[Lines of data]
**********

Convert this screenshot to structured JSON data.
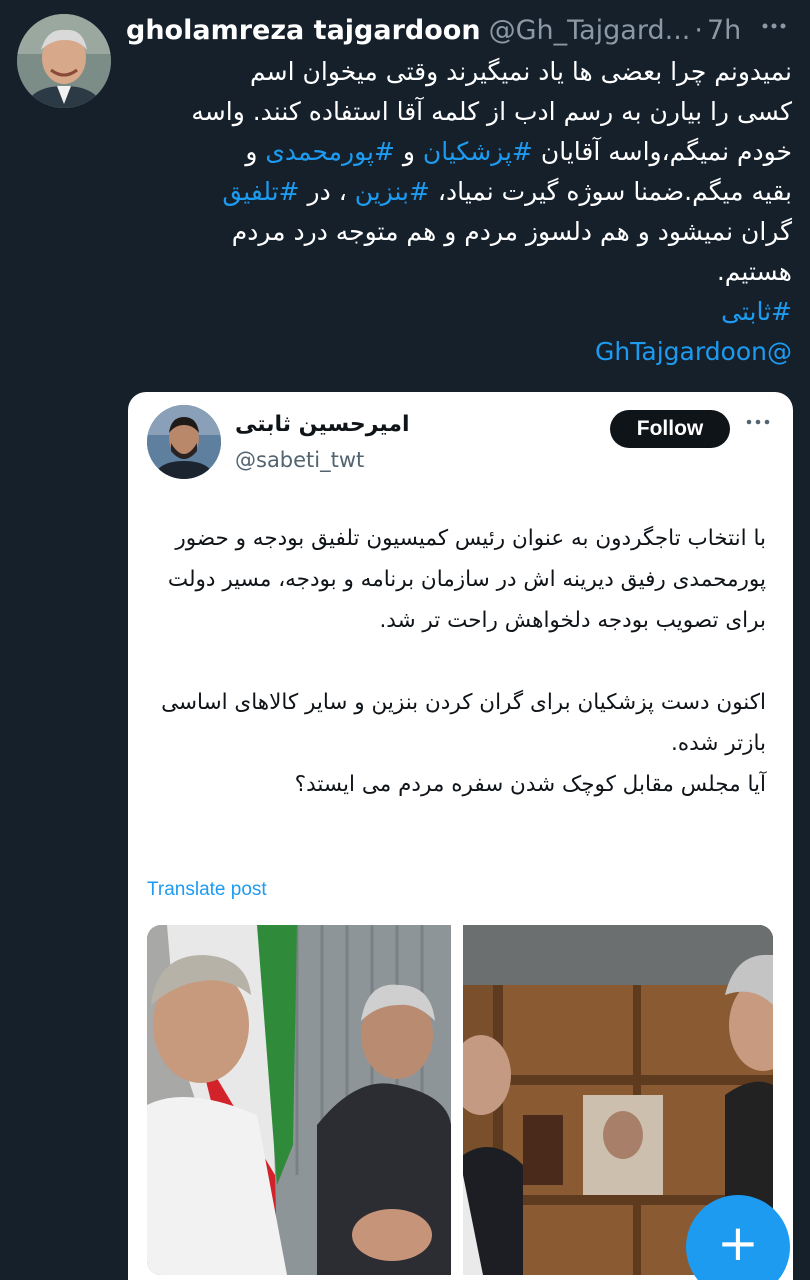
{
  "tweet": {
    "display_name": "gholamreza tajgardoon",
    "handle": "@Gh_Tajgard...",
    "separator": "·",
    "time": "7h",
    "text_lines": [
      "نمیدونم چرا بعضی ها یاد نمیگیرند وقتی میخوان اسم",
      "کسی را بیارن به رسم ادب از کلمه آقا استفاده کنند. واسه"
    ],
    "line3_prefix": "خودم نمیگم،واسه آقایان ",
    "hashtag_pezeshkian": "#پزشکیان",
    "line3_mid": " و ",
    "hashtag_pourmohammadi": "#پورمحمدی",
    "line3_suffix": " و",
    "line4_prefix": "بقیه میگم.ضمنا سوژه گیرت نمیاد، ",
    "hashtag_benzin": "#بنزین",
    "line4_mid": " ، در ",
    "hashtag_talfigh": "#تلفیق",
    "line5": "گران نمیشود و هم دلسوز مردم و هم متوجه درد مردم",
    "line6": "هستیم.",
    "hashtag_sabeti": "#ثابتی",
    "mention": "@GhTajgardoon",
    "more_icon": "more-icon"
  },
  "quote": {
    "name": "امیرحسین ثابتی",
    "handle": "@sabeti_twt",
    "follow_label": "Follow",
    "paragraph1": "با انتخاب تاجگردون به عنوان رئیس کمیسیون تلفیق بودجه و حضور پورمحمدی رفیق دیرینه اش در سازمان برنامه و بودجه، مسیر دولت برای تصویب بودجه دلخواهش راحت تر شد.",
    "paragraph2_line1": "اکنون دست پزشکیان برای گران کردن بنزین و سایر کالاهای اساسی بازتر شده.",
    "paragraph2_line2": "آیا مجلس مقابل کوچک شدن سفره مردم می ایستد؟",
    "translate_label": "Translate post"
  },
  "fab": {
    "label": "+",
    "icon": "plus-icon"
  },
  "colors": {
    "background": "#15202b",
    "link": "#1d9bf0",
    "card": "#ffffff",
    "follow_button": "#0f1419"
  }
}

**********

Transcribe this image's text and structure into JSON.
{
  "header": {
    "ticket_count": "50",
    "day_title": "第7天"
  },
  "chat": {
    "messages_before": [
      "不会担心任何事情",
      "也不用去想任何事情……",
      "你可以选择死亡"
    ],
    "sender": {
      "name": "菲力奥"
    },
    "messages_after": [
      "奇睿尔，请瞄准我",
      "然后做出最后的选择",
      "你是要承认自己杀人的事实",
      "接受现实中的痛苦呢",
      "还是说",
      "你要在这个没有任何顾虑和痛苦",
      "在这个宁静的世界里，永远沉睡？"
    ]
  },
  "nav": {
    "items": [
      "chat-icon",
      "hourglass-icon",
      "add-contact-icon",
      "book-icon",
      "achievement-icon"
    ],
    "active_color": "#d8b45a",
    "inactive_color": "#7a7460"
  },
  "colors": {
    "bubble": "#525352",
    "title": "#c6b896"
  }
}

**********

--- Task to complete ---
Collect from the data above every line that includes "واسه".

--- Task output ---
      "کسی را بیارن به رسم ادب از کلمه آقا استفاده کنند. واسه"
    "line3_prefix": "خودم نمیگم،واسه آقایان ",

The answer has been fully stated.